Prompt –
Reproduce the listing below in its entirety. Change nothing.

(Some records)
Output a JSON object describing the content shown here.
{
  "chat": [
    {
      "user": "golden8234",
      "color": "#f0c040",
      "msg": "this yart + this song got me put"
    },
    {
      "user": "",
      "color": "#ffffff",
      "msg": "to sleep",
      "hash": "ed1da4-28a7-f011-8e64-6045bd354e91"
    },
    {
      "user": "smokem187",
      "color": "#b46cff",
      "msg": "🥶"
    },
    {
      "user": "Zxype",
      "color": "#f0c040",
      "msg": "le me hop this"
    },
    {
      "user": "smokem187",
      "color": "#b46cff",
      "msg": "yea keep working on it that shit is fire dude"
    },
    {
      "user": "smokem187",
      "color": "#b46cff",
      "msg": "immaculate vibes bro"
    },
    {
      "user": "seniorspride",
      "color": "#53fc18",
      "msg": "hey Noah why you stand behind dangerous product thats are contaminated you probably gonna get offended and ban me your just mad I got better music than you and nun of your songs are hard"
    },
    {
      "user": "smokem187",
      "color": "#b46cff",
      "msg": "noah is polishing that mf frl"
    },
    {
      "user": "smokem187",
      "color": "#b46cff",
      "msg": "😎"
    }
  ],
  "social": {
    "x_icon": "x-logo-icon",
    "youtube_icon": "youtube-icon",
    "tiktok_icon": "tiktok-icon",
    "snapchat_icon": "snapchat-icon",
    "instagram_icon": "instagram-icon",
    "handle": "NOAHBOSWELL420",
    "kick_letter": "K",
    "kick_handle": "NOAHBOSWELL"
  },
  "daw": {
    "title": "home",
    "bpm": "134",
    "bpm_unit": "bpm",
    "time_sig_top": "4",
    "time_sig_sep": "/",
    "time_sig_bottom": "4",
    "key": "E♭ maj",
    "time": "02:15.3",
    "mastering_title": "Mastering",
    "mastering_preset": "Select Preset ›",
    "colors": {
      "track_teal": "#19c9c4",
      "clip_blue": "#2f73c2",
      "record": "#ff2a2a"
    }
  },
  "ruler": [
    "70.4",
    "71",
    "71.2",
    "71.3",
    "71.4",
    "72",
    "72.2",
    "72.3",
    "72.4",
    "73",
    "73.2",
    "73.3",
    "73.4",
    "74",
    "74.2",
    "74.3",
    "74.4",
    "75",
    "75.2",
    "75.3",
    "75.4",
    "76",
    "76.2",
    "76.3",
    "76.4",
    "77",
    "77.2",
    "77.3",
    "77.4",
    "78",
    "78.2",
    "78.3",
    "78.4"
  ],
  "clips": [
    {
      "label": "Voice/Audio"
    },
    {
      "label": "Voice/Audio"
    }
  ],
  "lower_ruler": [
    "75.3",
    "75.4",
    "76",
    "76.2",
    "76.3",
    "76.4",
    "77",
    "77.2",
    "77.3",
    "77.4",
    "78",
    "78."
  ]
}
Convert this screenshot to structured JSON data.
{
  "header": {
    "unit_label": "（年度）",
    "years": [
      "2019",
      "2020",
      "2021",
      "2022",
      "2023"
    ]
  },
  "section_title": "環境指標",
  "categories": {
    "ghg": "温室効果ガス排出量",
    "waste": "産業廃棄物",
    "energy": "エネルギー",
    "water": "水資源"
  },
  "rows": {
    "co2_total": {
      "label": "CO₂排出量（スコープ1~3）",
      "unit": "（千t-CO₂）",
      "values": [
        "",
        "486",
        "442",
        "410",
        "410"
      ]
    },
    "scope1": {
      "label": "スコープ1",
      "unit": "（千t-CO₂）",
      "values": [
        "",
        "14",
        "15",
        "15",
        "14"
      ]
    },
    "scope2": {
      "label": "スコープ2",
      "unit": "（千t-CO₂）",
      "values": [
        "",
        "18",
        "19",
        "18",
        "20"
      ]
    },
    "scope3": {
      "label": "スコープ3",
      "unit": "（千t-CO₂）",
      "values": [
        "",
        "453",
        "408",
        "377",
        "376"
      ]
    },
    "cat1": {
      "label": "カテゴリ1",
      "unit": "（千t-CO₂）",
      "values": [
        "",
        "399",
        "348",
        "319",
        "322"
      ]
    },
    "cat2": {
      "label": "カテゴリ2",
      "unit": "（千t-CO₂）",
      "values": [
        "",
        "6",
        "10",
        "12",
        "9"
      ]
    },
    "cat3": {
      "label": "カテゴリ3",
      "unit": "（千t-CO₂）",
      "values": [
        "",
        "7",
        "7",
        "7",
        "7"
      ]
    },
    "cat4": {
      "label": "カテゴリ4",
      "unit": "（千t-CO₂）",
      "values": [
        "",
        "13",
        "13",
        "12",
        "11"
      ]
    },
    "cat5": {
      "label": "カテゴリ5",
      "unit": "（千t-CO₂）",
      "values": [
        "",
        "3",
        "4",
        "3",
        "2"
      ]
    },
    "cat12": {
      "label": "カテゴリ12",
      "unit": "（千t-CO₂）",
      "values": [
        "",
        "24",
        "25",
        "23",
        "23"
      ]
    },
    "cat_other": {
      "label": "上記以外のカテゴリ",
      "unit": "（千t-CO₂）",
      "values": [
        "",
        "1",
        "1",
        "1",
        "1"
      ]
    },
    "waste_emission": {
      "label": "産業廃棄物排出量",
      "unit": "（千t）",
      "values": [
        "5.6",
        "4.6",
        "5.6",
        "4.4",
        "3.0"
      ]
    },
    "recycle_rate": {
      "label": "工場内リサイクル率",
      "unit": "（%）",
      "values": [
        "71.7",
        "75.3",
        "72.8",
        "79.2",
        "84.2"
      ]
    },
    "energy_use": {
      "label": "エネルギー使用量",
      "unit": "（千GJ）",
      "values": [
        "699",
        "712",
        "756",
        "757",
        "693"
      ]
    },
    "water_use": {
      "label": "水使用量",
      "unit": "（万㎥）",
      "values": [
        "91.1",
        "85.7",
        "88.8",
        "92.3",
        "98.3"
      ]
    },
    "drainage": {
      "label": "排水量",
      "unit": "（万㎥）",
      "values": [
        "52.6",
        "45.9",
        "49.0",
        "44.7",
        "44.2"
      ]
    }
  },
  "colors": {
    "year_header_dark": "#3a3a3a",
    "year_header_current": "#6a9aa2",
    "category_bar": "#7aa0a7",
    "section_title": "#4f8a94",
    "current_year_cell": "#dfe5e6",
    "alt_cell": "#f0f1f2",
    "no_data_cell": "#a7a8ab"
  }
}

Solution –
Output a JSON object describing the content shown here.
{
  "chat": [
    {
      "user": "golden8234",
      "color": "#f0c040",
      "msg": "this yart + this song got me put"
    },
    {
      "user": "",
      "color": "#ffffff",
      "msg": "to sleep",
      "hash": "ed1da4-28a7-f011-8e64-6045bd354e91"
    },
    {
      "user": "smokem187",
      "color": "#b46cff",
      "msg": "🥶"
    },
    {
      "user": "Zxype",
      "color": "#f0c040",
      "msg": "le me hop this"
    },
    {
      "user": "smokem187",
      "color": "#b46cff",
      "msg": "yea keep working on it that shit is fire dude"
    },
    {
      "user": "smokem187",
      "color": "#b46cff",
      "msg": "immaculate vibes bro"
    },
    {
      "user": "seniorspride",
      "color": "#53fc18",
      "msg": "hey Noah why you stand behind dangerous product thats are contaminated you probably gonna get offended and ban me your just mad I got better music than you and nun of your songs are hard"
    },
    {
      "user": "smokem187",
      "color": "#b46cff",
      "msg": "noah is polishing that mf frl"
    },
    {
      "user": "smokem187",
      "color": "#b46cff",
      "msg": "😎"
    }
  ],
  "social": {
    "x_icon": "x-logo-icon",
    "youtube_icon": "youtube-icon",
    "tiktok_icon": "tiktok-icon",
    "snapchat_icon": "snapchat-icon",
    "instagram_icon": "instagram-icon",
    "handle": "NOAHBOSWELL420",
    "kick_letter": "K",
    "kick_handle": "NOAHBOSWELL"
  },
  "daw": {
    "title": "home",
    "bpm": "134",
    "bpm_unit": "bpm",
    "time_sig_top": "4",
    "time_sig_sep": "/",
    "time_sig_bottom": "4",
    "key": "E♭ maj",
    "time": "02:15.3",
    "mastering_title": "Mastering",
    "mastering_preset": "Select Preset ›",
    "colors": {
      "track_teal": "#19c9c4",
      "clip_blue": "#2f73c2",
      "record": "#ff2a2a"
    }
  },
  "ruler": [
    "70.4",
    "71",
    "71.2",
    "71.3",
    "71.4",
    "72",
    "72.2",
    "72.3",
    "72.4",
    "73",
    "73.2",
    "73.3",
    "73.4",
    "74",
    "74.2",
    "74.3",
    "74.4",
    "75",
    "75.2",
    "75.3",
    "75.4",
    "76",
    "76.2",
    "76.3",
    "76.4",
    "77",
    "77.2",
    "77.3",
    "77.4",
    "78",
    "78.2",
    "78.3",
    "78.4"
  ],
  "clips": [
    {
      "label": "Voice/Audio"
    },
    {
      "label": "Voice/Audio"
    }
  ],
  "lower_ruler": [
    "75.3",
    "75.4",
    "76",
    "76.2",
    "76.3",
    "76.4",
    "77",
    "77.2",
    "77.3",
    "77.4",
    "78",
    "78."
  ]
}
Convert this screenshot to structured JSON data.
{
  "header": {
    "unit_label": "（年度）",
    "years": [
      "2019",
      "2020",
      "2021",
      "2022",
      "2023"
    ]
  },
  "section_title": "環境指標",
  "categories": {
    "ghg": "温室効果ガス排出量",
    "waste": "産業廃棄物",
    "energy": "エネルギー",
    "water": "水資源"
  },
  "rows": {
    "co2_total": {
      "label": "CO₂排出量（スコープ1~3）",
      "unit": "（千t-CO₂）",
      "values": [
        "",
        "486",
        "442",
        "410",
        "410"
      ]
    },
    "scope1": {
      "label": "スコープ1",
      "unit": "（千t-CO₂）",
      "values": [
        "",
        "14",
        "15",
        "15",
        "14"
      ]
    },
    "scope2": {
      "label": "スコープ2",
      "unit": "（千t-CO₂）",
      "values": [
        "",
        "18",
        "19",
        "18",
        "20"
      ]
    },
    "scope3": {
      "label": "スコープ3",
      "unit": "（千t-CO₂）",
      "values": [
        "",
        "453",
        "408",
        "377",
        "376"
      ]
    },
    "cat1": {
      "label": "カテゴリ1",
      "unit": "（千t-CO₂）",
      "values": [
        "",
        "399",
        "348",
        "319",
        "322"
      ]
    },
    "cat2": {
      "label": "カテゴリ2",
      "unit": "（千t-CO₂）",
      "values": [
        "",
        "6",
        "10",
        "12",
        "9"
      ]
    },
    "cat3": {
      "label": "カテゴリ3",
      "unit": "（千t-CO₂）",
      "values": [
        "",
        "7",
        "7",
        "7",
        "7"
      ]
    },
    "cat4": {
      "label": "カテゴリ4",
      "unit": "（千t-CO₂）",
      "values": [
        "",
        "13",
        "13",
        "12",
        "11"
      ]
    },
    "cat5": {
      "label": "カテゴリ5",
      "unit": "（千t-CO₂）",
      "values": [
        "",
        "3",
        "4",
        "3",
        "2"
      ]
    },
    "cat12": {
      "label": "カテゴリ12",
      "unit": "（千t-CO₂）",
      "values": [
        "",
        "24",
        "25",
        "23",
        "23"
      ]
    },
    "cat_other": {
      "label": "上記以外のカテゴリ",
      "unit": "（千t-CO₂）",
      "values": [
        "",
        "1",
        "1",
        "1",
        "1"
      ]
    },
    "waste_emission": {
      "label": "産業廃棄物排出量",
      "unit": "（千t）",
      "values": [
        "5.6",
        "4.6",
        "5.6",
        "4.4",
        "3.0"
      ]
    },
    "recycle_rate": {
      "label": "工場内リサイクル率",
      "unit": "（%）",
      "values": [
        "71.7",
        "75.3",
        "72.8",
        "79.2",
        "84.2"
      ]
    },
    "energy_use": {
      "label": "エネルギー使用量",
      "unit": "（千GJ）",
      "values": [
        "699",
        "712",
        "756",
        "757",
        "693"
      ]
    },
    "water_use": {
      "label": "水使用量",
      "unit": "（万㎥）",
      "values": [
        "91.1",
        "85.7",
        "88.8",
        "92.3",
        "98.3"
      ]
    },
    "drainage": {
      "label": "排水量",
      "unit": "（万㎥）",
      "values": [
        "52.6",
        "45.9",
        "49.0",
        "44.7",
        "44.2"
      ]
    }
  },
  "colors": {
    "year_header_dark": "#3a3a3a",
    "year_header_current": "#6a9aa2",
    "category_bar": "#7aa0a7",
    "section_title": "#4f8a94",
    "current_year_cell": "#dfe5e6",
    "alt_cell": "#f0f1f2",
    "no_data_cell": "#a7a8ab"
  }
}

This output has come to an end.